• Directions: Set out every line bearing the string "like".

• Data excerpts:
>>>

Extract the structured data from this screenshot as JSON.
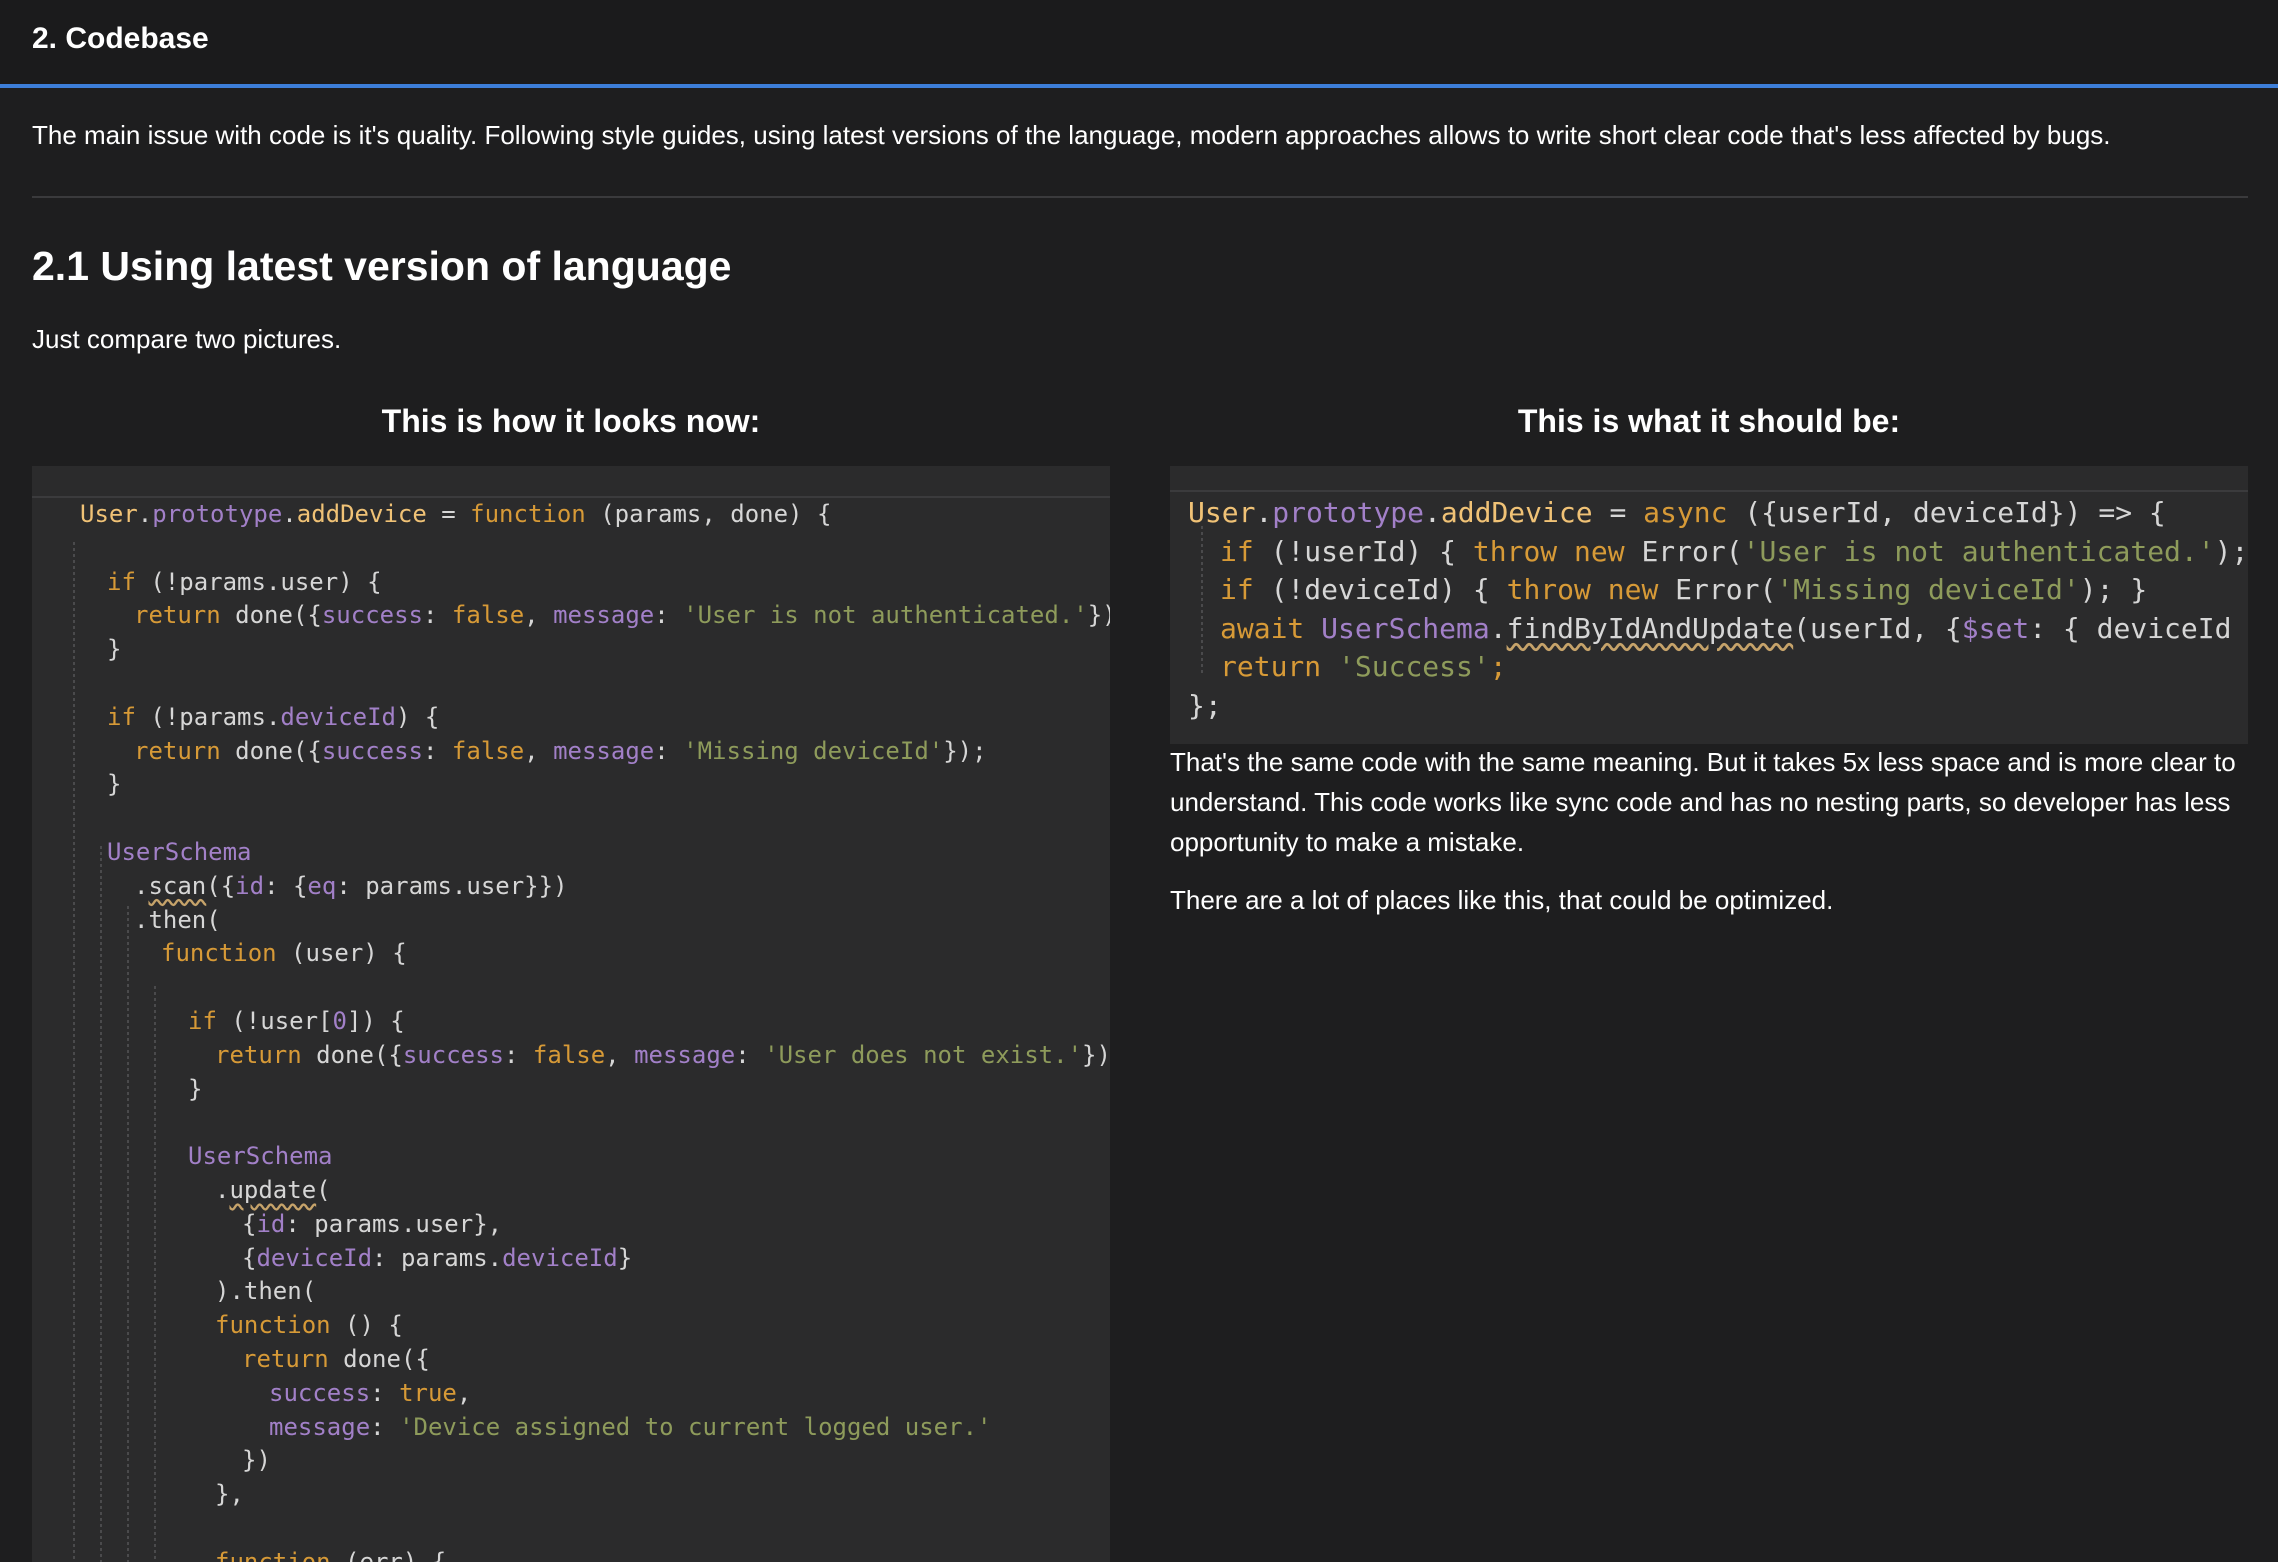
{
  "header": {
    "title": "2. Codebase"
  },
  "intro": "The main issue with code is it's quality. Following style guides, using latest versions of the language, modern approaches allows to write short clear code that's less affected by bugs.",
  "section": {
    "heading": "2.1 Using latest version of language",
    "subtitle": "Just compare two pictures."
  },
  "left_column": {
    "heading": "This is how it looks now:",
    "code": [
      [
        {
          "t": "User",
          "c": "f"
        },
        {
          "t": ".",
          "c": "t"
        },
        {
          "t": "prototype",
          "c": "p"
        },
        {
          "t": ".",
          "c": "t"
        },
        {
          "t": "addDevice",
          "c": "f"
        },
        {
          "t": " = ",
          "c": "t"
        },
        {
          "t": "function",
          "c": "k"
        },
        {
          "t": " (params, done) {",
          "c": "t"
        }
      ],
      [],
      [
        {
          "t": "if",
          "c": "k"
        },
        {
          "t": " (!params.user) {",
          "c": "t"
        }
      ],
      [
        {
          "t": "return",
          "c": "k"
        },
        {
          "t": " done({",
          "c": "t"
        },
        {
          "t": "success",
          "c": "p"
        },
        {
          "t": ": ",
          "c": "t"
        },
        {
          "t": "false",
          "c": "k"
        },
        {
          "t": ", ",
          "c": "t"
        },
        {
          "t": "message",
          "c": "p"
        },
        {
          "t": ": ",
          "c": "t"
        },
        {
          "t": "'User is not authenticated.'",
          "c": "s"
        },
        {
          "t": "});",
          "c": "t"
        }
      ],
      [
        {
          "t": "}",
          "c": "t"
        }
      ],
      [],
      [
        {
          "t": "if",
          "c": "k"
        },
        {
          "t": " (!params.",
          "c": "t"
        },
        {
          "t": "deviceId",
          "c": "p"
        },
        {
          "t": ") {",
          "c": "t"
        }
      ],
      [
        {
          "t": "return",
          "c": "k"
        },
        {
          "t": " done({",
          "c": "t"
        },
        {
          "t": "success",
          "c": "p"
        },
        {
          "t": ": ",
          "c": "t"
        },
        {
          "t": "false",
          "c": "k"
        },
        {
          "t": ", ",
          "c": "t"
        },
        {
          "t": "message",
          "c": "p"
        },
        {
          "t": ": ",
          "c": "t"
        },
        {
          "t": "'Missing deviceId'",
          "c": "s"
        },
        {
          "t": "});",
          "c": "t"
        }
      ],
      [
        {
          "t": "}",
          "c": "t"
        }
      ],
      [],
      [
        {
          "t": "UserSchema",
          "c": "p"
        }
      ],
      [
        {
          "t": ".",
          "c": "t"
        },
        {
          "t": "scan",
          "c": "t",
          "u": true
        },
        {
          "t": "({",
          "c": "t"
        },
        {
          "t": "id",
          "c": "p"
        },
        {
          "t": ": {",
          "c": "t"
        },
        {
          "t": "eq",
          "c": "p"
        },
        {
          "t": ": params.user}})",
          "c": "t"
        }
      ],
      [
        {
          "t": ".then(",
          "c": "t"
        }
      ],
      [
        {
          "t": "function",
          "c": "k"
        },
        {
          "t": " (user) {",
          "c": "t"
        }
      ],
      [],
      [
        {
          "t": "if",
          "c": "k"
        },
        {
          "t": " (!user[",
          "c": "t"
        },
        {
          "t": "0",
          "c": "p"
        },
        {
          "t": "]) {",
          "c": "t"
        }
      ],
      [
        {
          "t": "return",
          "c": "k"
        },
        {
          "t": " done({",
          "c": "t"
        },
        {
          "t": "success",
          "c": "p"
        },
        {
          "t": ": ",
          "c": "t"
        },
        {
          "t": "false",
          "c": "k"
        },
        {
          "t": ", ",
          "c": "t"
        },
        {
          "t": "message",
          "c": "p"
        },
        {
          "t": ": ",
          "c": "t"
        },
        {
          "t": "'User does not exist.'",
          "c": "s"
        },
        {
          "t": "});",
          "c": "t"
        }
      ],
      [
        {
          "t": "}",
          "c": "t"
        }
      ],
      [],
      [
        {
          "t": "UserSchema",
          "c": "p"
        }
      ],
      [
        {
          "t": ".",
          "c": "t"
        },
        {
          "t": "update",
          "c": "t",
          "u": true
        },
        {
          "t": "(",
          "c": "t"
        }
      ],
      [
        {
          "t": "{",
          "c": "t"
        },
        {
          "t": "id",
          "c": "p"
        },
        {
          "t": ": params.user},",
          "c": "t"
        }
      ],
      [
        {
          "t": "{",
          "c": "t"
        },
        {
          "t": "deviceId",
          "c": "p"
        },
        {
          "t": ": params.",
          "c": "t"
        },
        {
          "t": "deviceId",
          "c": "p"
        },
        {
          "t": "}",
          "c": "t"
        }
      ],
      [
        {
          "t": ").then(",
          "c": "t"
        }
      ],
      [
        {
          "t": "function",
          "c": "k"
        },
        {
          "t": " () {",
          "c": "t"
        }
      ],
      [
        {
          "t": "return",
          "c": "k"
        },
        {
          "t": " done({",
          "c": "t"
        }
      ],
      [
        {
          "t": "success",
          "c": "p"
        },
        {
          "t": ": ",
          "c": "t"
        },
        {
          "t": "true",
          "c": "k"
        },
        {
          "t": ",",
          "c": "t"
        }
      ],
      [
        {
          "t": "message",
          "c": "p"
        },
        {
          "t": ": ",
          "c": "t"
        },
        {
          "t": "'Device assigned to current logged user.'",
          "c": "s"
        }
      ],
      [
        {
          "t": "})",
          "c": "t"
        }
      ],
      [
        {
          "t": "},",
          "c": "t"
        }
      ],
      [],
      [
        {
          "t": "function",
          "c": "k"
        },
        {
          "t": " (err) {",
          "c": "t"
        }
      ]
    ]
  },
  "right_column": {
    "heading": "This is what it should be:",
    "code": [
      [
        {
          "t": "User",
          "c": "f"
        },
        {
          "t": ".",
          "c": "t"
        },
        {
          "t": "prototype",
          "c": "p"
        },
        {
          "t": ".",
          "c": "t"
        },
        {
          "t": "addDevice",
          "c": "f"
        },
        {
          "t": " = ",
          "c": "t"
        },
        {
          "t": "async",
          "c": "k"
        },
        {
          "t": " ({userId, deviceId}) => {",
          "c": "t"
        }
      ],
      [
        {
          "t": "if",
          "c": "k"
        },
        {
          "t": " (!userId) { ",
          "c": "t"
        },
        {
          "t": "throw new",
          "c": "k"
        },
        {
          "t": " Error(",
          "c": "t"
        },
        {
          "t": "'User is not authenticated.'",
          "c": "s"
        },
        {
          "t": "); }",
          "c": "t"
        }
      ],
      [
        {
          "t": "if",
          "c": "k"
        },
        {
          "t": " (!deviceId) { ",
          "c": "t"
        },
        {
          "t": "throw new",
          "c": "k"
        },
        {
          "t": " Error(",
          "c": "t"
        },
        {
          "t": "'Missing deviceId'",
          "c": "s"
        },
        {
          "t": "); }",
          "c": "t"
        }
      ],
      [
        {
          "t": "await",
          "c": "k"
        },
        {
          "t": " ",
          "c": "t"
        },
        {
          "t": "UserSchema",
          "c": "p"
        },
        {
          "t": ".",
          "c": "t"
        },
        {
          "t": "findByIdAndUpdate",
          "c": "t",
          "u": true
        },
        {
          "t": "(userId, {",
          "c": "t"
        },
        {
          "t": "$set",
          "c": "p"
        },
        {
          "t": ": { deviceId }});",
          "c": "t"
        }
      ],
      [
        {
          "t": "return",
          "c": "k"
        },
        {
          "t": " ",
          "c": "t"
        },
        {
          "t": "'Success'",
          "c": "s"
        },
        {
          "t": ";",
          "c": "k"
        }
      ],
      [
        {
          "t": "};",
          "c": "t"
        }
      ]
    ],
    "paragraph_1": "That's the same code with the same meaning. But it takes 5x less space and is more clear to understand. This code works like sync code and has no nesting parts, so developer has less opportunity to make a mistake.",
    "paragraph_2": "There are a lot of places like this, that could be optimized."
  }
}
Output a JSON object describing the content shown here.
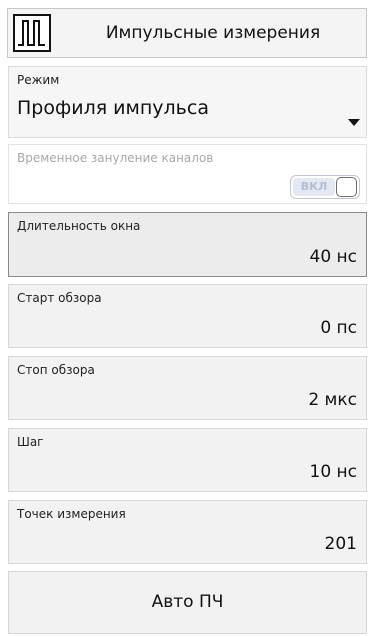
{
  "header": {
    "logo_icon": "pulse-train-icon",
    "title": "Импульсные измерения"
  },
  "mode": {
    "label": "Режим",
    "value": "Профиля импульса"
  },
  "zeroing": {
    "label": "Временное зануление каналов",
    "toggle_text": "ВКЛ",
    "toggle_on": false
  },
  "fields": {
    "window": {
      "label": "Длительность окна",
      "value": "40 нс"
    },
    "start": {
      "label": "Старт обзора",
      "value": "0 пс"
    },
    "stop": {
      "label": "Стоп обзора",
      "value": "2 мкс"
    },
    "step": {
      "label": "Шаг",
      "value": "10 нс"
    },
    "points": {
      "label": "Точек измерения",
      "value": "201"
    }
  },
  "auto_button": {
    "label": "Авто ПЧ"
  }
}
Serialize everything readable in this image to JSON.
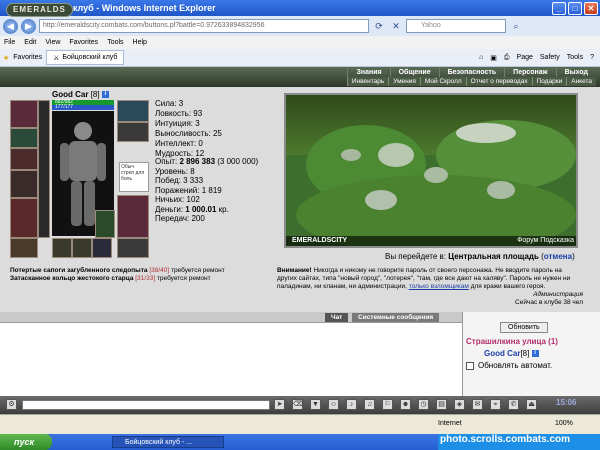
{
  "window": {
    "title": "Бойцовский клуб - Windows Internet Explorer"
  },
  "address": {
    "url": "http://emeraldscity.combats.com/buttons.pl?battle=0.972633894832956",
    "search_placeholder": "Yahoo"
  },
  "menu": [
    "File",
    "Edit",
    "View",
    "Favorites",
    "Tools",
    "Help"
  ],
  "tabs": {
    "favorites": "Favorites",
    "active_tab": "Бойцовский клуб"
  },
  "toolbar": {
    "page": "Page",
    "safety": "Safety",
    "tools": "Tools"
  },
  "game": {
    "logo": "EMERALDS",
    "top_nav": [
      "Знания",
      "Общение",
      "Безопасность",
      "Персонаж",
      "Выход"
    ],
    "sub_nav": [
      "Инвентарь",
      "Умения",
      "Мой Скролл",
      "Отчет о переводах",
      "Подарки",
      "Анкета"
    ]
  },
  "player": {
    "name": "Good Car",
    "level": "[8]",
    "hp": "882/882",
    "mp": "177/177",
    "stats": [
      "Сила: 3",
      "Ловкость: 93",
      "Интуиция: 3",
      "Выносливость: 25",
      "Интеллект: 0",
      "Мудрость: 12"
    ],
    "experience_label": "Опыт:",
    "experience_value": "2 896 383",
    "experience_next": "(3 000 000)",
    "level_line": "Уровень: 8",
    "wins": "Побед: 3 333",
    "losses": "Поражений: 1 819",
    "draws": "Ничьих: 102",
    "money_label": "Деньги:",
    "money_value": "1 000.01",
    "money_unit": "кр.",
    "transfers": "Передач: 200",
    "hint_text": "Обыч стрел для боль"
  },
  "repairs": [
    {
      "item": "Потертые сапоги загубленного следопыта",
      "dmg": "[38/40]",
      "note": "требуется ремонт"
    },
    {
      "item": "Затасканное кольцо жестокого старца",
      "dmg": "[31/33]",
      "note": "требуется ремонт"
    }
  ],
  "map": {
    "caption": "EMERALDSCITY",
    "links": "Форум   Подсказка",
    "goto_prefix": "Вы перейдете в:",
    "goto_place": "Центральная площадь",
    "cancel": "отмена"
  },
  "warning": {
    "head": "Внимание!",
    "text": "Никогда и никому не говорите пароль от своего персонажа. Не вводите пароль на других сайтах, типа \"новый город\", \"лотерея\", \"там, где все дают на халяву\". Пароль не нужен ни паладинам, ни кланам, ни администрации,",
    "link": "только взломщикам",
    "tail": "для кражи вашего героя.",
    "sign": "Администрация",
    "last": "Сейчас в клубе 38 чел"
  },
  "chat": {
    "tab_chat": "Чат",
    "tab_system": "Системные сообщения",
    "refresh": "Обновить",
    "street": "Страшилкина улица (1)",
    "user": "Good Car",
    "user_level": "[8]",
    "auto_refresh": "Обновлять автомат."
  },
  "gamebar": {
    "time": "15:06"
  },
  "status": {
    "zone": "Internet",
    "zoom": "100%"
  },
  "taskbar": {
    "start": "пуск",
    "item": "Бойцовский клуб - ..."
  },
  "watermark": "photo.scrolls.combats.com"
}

<<<

• Answer to this task:
    "paragraph_1": "That's the same code with the same meaning. But it takes 5x less space and is more clear to understand. This code works like sync code and has no nesting parts, so developer has less opportunity to make a mistake.",
    "paragraph_2": "There are a lot of places like this, that could be optimized."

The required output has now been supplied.